- **STATED EXERCISE**: Where the data below has the string "Volume", return the whole line.

- **TASK DATA**:
>> Begin

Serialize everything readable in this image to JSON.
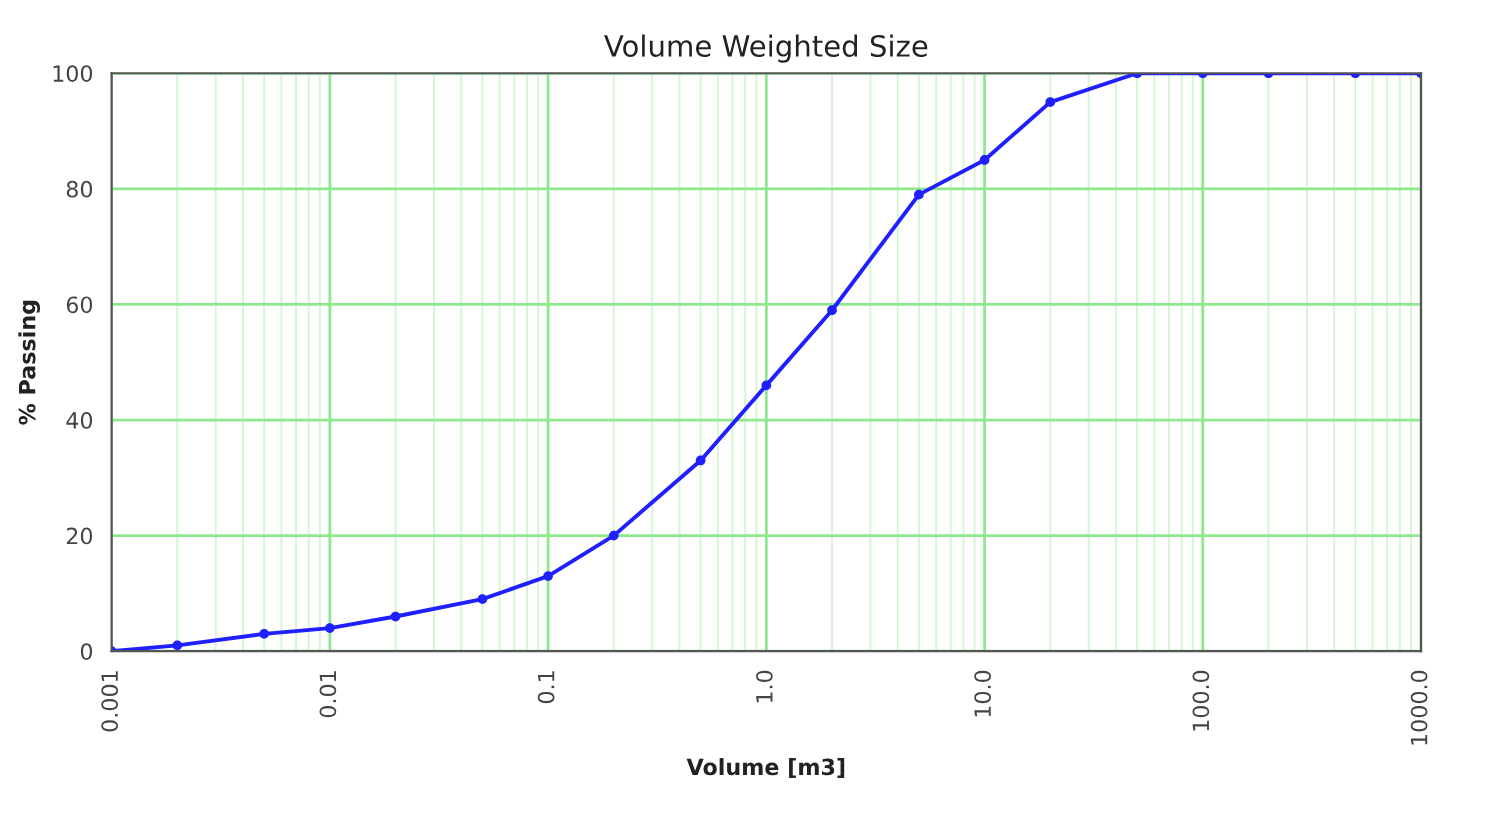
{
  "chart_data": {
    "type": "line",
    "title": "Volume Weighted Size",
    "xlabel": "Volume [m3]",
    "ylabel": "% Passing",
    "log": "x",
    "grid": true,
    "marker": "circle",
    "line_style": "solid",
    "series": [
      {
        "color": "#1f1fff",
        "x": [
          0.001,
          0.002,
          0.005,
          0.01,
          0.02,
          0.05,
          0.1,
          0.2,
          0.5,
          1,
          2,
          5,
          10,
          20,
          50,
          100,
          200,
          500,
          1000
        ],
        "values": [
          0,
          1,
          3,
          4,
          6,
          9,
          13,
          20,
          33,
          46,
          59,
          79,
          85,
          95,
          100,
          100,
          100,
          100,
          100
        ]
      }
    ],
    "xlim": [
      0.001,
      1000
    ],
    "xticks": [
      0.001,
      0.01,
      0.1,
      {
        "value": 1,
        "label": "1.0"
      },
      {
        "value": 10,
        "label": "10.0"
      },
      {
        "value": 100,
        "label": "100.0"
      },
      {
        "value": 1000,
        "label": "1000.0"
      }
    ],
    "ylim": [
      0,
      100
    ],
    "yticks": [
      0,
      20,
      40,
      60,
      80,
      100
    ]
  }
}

>> End
>> Begin

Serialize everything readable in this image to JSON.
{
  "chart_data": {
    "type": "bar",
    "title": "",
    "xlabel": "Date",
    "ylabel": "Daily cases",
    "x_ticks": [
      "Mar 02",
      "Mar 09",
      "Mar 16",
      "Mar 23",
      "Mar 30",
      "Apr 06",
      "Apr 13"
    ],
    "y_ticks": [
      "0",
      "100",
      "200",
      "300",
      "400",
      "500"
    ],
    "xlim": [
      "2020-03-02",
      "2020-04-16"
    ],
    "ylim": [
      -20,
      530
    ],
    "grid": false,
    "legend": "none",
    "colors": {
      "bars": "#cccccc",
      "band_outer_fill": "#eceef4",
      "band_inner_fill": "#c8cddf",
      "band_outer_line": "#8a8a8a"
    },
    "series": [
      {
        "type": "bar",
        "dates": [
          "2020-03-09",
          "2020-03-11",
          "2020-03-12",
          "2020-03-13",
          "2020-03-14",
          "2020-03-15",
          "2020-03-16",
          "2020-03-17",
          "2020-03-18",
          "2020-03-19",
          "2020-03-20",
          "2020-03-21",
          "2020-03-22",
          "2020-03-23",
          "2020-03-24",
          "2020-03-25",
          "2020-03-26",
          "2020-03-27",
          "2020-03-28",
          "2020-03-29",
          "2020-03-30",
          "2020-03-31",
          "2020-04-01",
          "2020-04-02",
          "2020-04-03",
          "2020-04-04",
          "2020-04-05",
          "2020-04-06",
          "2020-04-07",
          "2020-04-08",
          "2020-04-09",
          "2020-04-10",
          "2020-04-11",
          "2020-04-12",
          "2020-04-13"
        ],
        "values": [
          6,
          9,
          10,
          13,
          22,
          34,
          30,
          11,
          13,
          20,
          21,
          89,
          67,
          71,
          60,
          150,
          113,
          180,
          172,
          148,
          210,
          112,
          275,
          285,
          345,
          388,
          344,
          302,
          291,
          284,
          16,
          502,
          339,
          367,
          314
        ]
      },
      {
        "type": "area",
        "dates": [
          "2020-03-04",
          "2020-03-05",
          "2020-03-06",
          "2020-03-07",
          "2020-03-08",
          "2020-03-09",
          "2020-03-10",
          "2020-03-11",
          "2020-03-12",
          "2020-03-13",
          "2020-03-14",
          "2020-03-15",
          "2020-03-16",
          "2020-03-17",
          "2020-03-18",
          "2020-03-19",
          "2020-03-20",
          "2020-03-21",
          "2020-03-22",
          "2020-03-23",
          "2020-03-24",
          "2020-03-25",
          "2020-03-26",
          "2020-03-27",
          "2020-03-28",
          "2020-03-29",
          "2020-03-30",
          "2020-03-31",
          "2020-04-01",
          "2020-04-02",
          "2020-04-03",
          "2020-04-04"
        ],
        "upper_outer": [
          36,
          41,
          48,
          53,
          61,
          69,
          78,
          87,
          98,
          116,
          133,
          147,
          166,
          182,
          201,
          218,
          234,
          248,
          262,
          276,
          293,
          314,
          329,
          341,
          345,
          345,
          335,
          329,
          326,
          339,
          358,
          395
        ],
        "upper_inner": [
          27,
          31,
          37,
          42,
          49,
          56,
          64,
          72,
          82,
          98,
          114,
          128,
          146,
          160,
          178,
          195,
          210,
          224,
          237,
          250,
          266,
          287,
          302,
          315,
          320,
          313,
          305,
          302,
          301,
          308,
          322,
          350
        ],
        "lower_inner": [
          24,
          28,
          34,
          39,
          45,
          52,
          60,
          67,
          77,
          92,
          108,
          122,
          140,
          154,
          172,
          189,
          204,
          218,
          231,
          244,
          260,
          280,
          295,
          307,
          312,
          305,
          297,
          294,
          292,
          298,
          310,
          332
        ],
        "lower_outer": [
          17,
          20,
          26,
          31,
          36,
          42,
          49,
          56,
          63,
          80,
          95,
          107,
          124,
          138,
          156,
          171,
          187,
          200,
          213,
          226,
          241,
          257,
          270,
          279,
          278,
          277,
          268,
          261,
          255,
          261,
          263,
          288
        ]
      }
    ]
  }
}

>> End

- **TASK RESULT**:
    "title": "Volume Weighted Size",
    "xlabel": "Volume [m3]",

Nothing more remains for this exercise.